▶ Your task:
Present every line in which the string "swelling" appears.

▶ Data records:
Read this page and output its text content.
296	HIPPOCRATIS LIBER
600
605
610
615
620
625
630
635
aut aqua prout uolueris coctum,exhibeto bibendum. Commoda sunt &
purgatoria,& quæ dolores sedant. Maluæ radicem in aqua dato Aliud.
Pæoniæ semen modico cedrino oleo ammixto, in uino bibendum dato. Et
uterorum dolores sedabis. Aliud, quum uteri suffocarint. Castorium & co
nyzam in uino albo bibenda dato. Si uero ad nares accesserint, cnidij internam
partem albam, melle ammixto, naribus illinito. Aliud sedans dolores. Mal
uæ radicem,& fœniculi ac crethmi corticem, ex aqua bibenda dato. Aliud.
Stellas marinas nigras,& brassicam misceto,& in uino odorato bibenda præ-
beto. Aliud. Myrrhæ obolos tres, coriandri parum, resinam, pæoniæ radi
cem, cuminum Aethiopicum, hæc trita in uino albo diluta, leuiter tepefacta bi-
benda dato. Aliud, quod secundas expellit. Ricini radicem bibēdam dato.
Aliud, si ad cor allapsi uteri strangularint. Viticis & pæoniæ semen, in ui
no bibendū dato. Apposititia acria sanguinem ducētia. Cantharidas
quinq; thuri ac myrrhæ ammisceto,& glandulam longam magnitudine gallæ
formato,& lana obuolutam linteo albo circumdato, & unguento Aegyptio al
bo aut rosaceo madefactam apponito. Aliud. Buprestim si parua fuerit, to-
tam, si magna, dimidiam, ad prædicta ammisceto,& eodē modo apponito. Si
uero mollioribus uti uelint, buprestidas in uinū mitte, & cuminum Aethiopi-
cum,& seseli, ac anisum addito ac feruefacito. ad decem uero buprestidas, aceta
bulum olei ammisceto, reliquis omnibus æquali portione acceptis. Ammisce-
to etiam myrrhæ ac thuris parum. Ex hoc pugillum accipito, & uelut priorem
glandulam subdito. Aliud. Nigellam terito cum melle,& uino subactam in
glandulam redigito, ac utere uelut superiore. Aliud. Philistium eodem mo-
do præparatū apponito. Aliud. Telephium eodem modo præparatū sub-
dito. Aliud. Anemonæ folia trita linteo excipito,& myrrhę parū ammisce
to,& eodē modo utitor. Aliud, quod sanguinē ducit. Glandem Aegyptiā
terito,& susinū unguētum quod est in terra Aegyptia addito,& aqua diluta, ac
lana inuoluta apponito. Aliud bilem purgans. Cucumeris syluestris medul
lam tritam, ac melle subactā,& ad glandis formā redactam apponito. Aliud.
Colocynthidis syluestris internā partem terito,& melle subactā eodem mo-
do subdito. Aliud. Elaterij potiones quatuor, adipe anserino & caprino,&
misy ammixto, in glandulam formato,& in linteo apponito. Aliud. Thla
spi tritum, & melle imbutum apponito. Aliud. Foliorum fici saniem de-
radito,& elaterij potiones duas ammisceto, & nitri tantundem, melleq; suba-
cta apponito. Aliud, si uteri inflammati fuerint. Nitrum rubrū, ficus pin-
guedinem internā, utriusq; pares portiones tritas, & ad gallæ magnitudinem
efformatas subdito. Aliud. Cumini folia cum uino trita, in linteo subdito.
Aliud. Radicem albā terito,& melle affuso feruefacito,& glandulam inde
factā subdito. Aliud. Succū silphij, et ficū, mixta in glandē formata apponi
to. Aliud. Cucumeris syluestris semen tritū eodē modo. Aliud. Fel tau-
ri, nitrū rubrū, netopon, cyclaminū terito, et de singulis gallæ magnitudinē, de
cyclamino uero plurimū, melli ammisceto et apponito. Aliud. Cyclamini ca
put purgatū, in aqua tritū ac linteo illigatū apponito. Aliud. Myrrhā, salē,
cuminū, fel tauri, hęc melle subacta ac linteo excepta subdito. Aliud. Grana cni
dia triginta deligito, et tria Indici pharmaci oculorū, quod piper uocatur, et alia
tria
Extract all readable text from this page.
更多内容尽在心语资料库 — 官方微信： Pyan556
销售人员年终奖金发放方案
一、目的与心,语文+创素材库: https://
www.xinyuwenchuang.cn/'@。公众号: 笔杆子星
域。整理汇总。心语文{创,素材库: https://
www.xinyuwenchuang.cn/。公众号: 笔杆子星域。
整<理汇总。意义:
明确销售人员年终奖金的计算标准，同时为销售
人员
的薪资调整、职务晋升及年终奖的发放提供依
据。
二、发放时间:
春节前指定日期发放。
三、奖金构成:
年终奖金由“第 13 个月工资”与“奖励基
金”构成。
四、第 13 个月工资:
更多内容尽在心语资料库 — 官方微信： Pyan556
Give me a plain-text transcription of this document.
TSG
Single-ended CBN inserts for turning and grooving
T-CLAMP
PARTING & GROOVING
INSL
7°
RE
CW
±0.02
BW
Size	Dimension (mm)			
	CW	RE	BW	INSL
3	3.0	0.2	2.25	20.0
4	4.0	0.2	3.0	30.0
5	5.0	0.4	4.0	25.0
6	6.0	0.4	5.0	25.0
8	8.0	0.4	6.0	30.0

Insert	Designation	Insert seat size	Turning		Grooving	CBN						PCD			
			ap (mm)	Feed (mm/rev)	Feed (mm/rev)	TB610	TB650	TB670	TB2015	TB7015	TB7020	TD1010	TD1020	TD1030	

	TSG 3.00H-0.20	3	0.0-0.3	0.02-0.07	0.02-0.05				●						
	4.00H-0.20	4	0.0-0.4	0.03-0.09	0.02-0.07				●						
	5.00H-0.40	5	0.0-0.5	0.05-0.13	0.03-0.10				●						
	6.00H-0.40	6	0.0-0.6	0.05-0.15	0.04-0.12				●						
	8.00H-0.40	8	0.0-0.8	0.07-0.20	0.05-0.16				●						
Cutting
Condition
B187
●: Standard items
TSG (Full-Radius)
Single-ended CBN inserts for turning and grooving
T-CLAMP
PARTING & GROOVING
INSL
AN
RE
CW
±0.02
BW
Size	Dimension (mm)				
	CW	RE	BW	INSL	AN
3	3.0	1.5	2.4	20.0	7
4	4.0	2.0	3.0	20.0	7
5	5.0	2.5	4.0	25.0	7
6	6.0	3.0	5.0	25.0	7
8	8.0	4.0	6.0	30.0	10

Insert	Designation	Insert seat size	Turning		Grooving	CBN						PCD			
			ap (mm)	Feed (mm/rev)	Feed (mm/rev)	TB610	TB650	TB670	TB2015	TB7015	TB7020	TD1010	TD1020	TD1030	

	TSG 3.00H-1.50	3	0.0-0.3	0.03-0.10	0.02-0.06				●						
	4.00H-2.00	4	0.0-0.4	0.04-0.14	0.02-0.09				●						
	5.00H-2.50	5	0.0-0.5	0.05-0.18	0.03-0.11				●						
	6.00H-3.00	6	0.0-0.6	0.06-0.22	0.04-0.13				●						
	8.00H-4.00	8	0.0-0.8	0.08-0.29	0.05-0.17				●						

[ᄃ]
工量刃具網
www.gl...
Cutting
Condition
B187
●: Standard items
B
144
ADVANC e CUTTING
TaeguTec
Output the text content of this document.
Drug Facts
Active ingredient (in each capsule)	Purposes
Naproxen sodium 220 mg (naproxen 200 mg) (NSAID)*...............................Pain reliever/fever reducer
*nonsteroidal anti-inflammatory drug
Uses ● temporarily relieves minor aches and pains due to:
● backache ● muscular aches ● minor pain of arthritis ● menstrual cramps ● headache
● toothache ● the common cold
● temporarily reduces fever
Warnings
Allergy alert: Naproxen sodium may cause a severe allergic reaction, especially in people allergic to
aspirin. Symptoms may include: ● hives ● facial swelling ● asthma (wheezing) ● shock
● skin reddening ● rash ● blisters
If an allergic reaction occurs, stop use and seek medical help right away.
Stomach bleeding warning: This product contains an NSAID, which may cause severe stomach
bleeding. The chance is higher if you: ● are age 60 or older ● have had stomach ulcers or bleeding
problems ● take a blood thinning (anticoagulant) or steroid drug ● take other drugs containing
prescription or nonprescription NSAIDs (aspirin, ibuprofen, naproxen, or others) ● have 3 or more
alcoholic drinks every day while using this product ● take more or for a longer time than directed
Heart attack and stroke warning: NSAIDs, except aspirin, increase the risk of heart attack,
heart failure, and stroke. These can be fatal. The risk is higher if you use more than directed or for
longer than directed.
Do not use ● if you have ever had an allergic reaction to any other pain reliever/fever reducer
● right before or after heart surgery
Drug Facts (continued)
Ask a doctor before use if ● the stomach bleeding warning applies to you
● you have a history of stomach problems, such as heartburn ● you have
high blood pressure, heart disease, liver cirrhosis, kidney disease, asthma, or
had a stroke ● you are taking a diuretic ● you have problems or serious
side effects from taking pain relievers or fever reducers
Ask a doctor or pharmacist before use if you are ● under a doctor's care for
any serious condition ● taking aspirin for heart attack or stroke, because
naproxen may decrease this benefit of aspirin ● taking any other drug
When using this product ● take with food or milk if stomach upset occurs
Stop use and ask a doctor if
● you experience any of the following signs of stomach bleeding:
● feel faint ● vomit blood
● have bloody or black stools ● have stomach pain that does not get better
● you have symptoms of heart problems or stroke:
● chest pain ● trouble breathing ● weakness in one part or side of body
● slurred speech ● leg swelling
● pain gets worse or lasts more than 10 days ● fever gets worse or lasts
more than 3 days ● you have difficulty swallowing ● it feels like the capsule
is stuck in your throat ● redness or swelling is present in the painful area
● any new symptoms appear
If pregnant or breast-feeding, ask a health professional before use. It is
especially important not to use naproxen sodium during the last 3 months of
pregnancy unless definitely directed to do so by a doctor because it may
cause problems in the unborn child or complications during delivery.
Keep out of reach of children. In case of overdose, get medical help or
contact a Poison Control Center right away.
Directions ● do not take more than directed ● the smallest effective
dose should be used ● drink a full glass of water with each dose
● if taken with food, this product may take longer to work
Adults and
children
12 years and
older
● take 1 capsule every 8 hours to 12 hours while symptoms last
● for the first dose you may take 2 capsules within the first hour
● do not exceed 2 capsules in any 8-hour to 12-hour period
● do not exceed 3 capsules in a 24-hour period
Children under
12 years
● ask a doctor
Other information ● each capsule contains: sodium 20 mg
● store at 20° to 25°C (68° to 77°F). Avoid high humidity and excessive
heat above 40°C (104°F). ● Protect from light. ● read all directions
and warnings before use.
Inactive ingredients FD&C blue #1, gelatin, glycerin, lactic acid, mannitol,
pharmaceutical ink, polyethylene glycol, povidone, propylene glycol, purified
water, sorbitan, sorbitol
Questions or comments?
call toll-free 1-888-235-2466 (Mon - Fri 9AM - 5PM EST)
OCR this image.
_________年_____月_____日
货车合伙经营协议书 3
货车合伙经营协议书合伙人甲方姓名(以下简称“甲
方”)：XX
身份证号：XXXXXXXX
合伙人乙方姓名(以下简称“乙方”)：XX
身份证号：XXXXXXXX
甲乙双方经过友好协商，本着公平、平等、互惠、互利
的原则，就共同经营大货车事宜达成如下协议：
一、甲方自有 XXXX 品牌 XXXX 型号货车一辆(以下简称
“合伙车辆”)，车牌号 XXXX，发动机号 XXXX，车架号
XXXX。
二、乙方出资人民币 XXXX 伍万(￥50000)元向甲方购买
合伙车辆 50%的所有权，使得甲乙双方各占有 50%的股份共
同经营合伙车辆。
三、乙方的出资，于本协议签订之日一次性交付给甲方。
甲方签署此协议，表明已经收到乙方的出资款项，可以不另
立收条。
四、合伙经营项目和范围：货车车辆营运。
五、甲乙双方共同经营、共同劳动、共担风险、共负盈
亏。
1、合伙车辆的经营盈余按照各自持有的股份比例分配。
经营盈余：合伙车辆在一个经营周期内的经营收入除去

▶ Result below:
aspirin. Symptoms may include: ● hives ● facial swelling ● asthma (wheezing) ● shock
● slurred speech ● leg swelling
is stuck in your throat ● redness or swelling is present in the painful area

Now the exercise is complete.